**GIVEN TASK**.
Below are the records. Count the lines containing the string "title", and reply with the number alone.

**MATERIAL SHOWN**.
---*---

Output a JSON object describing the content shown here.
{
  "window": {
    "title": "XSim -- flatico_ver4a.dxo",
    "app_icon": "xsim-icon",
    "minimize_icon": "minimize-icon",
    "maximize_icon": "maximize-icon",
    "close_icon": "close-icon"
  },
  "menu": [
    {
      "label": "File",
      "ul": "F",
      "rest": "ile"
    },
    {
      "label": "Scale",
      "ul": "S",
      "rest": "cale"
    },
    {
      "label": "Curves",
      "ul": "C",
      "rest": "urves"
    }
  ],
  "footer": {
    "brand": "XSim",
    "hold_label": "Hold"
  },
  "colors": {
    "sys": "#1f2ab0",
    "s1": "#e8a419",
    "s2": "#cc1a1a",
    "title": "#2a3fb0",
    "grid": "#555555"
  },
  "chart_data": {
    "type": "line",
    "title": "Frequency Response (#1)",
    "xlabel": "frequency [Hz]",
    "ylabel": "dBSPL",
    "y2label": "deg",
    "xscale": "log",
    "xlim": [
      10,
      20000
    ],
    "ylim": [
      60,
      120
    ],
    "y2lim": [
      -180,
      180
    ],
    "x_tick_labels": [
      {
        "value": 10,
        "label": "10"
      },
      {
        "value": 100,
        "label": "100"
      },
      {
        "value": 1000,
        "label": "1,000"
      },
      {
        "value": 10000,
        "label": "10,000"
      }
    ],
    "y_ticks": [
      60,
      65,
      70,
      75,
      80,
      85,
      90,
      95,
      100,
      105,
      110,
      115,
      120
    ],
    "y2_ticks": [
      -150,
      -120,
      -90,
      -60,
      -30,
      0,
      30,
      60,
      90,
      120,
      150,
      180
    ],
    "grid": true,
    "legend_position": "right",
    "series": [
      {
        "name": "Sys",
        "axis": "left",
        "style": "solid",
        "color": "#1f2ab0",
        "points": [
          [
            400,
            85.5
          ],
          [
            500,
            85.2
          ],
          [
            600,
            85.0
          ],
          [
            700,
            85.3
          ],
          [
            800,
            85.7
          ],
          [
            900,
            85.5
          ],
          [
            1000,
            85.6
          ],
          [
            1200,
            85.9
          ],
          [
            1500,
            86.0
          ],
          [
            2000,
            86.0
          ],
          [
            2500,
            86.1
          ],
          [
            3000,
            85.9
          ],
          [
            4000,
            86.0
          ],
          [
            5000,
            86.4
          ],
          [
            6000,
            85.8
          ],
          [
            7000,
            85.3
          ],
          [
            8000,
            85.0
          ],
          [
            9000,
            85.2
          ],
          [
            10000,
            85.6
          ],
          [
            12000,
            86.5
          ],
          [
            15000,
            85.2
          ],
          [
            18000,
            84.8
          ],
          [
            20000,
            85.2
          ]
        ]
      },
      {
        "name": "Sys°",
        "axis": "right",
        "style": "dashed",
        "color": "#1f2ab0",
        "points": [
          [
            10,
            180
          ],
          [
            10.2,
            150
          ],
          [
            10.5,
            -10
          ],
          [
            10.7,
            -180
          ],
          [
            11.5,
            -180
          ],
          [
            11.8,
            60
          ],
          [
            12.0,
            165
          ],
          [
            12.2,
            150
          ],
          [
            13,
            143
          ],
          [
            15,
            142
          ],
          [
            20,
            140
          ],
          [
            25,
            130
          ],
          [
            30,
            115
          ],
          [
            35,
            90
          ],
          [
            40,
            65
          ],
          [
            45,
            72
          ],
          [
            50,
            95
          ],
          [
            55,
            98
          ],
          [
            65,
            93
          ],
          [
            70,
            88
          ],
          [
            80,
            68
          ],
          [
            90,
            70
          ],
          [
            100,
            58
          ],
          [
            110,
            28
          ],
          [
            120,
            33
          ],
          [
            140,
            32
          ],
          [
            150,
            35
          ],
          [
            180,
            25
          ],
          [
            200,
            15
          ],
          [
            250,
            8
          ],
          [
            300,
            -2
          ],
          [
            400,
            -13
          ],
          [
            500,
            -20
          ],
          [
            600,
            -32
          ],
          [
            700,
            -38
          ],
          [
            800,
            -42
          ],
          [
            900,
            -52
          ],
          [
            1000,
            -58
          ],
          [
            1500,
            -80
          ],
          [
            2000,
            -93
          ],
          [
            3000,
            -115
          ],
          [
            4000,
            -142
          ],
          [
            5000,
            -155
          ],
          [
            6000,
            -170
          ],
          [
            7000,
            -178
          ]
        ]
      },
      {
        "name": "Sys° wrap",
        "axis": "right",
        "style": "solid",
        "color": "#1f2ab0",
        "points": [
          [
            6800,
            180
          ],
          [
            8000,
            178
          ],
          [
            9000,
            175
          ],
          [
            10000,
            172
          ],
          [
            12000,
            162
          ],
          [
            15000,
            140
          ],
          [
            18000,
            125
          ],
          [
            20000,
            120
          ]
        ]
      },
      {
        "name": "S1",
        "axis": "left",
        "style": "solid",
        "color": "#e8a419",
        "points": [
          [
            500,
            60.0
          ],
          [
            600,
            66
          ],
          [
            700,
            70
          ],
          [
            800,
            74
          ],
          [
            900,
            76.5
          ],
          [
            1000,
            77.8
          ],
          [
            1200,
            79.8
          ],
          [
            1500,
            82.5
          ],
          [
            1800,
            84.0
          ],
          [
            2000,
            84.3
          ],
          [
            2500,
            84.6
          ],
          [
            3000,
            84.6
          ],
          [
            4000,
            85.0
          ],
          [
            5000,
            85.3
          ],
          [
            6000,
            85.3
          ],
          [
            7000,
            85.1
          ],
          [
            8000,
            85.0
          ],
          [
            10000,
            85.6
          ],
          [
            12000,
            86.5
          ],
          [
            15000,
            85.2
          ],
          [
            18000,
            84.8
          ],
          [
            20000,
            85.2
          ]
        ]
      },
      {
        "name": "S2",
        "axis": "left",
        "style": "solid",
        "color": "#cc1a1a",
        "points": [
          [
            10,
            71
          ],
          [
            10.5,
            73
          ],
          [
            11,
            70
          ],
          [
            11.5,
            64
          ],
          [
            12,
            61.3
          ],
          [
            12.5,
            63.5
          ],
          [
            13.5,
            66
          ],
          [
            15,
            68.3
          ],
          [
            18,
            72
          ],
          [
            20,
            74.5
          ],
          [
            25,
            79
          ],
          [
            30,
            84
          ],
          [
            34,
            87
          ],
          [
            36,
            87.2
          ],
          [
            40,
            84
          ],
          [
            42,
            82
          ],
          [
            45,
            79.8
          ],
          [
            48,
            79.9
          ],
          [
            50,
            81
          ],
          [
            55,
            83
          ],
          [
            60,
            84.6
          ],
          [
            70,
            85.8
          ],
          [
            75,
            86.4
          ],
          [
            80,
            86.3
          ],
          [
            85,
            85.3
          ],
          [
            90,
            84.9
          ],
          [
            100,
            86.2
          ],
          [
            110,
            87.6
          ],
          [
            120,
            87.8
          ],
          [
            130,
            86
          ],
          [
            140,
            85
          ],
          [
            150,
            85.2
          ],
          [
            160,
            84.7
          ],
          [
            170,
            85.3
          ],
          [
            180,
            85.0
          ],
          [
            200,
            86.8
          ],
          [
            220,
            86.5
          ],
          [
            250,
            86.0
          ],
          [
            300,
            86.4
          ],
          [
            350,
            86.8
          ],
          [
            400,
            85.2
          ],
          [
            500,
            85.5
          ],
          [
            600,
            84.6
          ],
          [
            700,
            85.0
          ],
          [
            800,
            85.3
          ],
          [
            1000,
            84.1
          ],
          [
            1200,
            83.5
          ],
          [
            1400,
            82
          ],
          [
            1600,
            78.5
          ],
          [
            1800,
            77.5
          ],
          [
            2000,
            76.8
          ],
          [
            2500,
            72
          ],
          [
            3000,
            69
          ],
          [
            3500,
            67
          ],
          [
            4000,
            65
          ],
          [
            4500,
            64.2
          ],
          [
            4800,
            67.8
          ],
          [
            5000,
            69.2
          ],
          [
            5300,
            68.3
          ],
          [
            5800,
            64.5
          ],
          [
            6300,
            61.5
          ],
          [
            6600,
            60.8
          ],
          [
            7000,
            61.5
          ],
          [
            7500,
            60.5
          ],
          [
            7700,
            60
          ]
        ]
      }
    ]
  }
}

---*---

**WRITTEN REPLY**.
3